Data entries:
>>>

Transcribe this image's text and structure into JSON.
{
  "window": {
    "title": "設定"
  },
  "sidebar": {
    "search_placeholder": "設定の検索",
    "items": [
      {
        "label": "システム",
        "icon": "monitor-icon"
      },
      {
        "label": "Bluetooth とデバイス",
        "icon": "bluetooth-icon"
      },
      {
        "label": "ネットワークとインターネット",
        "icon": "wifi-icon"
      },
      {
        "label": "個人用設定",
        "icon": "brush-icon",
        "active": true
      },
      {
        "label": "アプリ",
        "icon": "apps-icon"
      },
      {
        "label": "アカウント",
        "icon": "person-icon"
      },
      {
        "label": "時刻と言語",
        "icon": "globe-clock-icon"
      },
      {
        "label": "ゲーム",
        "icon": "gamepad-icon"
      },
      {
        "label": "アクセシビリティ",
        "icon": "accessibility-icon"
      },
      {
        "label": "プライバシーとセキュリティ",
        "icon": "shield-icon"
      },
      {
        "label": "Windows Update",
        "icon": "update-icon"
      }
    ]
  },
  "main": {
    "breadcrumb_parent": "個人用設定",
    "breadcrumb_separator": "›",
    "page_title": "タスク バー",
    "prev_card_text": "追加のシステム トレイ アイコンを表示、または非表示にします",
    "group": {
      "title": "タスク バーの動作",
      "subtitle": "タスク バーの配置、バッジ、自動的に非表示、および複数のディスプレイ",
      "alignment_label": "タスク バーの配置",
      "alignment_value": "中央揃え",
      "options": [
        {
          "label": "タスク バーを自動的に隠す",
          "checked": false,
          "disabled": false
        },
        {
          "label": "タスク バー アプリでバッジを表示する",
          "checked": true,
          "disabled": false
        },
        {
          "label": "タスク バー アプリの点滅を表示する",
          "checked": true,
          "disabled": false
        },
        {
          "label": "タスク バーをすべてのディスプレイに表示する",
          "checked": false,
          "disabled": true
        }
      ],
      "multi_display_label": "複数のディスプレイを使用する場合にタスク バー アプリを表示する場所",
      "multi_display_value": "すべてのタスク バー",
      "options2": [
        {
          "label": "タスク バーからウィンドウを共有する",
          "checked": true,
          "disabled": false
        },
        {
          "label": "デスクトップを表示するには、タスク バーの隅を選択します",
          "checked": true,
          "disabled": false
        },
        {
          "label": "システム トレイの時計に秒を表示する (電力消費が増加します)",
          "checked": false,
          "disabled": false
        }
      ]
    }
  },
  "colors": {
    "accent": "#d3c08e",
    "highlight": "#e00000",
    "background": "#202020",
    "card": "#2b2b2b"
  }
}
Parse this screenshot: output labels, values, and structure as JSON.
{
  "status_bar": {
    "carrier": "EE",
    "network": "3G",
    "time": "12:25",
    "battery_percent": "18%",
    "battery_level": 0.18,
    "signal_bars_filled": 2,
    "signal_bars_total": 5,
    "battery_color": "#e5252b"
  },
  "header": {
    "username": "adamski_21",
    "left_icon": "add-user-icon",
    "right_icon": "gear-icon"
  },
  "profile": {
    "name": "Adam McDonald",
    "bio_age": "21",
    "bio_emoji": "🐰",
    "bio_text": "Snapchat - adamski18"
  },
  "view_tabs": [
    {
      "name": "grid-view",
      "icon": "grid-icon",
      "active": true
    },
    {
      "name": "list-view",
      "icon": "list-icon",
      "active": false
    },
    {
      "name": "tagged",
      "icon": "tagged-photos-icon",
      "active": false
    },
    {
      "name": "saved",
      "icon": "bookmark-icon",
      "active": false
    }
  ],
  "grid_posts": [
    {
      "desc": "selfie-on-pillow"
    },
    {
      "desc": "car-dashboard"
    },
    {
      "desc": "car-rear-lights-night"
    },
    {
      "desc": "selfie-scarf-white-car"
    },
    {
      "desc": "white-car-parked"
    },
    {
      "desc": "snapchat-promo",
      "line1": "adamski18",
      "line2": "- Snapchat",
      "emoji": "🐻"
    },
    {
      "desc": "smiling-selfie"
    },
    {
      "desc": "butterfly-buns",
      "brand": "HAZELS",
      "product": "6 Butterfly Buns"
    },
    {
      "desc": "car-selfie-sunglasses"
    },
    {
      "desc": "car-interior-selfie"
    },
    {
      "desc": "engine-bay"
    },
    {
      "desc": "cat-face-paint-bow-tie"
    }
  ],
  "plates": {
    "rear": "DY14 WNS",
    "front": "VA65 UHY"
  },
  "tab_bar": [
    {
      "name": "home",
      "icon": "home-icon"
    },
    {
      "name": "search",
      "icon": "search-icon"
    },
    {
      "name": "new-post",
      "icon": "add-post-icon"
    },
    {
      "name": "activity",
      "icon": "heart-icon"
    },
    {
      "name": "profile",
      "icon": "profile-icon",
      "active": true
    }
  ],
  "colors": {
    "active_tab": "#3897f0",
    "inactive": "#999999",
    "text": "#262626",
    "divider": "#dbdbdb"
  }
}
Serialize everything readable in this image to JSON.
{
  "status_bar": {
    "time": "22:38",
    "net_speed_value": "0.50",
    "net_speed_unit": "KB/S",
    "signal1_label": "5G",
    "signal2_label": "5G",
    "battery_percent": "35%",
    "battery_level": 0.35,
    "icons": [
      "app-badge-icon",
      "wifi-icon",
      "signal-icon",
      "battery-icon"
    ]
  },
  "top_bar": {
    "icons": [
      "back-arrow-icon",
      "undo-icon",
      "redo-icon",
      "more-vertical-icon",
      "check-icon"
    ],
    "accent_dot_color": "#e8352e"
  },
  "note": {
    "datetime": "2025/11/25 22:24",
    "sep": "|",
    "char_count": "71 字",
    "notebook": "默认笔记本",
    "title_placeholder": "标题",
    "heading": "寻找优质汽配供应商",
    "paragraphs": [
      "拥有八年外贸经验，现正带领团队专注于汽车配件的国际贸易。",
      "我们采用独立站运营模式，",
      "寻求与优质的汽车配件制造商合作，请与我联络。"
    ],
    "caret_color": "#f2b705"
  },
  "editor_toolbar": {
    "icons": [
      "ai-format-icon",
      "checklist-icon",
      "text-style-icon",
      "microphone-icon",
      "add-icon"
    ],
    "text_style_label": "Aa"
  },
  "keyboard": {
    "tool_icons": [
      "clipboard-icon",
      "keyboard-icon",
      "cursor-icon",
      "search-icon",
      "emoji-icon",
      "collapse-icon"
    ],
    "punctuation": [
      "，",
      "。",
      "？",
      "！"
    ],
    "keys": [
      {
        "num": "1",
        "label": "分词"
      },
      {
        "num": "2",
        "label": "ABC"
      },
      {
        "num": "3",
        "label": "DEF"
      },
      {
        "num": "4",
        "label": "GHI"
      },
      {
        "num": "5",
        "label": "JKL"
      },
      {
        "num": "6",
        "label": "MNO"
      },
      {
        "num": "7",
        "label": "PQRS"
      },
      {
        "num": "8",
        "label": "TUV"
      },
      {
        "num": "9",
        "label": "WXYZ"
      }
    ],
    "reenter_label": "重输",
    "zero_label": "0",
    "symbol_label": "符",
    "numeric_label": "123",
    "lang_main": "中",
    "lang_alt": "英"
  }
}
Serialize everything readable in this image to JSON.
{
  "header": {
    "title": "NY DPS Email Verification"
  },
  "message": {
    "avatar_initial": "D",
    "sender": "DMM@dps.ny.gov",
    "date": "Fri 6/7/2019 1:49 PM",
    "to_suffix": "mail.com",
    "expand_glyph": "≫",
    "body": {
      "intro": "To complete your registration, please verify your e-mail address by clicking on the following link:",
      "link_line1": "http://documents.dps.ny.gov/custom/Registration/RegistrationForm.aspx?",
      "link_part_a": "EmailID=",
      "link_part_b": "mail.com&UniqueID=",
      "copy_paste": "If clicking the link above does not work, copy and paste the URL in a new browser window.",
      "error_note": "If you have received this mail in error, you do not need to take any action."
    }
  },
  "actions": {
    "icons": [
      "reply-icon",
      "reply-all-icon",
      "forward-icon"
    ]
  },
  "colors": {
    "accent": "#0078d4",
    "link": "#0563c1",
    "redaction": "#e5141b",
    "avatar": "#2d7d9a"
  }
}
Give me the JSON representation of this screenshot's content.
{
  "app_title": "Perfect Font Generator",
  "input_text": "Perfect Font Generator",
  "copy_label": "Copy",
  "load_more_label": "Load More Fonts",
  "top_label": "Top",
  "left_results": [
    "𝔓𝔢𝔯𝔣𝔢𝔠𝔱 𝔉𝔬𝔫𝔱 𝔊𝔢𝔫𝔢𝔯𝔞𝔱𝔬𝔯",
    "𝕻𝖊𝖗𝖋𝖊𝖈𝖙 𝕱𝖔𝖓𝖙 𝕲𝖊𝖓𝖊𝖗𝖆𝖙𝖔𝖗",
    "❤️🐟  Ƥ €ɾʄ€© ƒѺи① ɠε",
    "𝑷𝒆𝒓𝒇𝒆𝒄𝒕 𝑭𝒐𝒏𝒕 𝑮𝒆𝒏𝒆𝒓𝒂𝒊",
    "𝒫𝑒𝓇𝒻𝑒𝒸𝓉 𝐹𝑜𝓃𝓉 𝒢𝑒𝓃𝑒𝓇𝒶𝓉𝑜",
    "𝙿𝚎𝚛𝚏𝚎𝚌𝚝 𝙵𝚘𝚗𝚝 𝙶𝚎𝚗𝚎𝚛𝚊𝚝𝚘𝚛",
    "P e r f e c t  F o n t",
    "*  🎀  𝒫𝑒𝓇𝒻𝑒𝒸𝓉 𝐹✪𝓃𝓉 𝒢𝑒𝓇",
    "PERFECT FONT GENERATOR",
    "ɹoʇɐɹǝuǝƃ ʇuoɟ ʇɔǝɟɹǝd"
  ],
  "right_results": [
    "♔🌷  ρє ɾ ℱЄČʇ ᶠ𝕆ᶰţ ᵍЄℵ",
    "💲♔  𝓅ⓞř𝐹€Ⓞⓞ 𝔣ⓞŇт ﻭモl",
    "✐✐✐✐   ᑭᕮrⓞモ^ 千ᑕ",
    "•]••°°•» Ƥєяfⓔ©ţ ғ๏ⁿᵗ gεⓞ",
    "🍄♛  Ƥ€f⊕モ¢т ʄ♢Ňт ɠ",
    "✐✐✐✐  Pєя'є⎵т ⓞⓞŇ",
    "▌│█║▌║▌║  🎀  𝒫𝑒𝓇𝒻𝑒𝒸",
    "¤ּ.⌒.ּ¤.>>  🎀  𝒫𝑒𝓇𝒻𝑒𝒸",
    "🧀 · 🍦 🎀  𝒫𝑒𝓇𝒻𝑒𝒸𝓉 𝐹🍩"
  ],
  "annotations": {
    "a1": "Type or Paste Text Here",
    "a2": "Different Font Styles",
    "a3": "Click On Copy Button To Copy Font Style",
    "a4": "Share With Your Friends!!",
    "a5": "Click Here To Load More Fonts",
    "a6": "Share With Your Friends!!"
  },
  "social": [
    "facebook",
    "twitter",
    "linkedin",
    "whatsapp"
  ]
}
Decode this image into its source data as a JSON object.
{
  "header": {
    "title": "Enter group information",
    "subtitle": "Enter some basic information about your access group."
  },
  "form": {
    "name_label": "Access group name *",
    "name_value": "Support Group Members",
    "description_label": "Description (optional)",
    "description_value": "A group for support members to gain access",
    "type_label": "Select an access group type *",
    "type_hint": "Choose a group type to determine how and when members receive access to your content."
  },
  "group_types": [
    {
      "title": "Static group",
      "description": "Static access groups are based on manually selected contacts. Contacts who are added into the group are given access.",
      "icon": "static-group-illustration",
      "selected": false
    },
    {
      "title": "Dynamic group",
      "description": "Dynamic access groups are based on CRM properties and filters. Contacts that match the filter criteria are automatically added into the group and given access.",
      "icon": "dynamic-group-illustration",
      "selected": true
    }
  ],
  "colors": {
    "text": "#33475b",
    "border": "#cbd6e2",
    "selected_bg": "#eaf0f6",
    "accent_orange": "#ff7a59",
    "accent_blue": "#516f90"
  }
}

<<<

— Objective —
Above are the records. Identify each line that contains the word "clicking".

— Result of this task —
      "intro": "To complete your registration, please verify your e-mail address by clicking on the following link:",
      "copy_paste": "If clicking the link above does not work, copy and paste the URL in a new browser window.",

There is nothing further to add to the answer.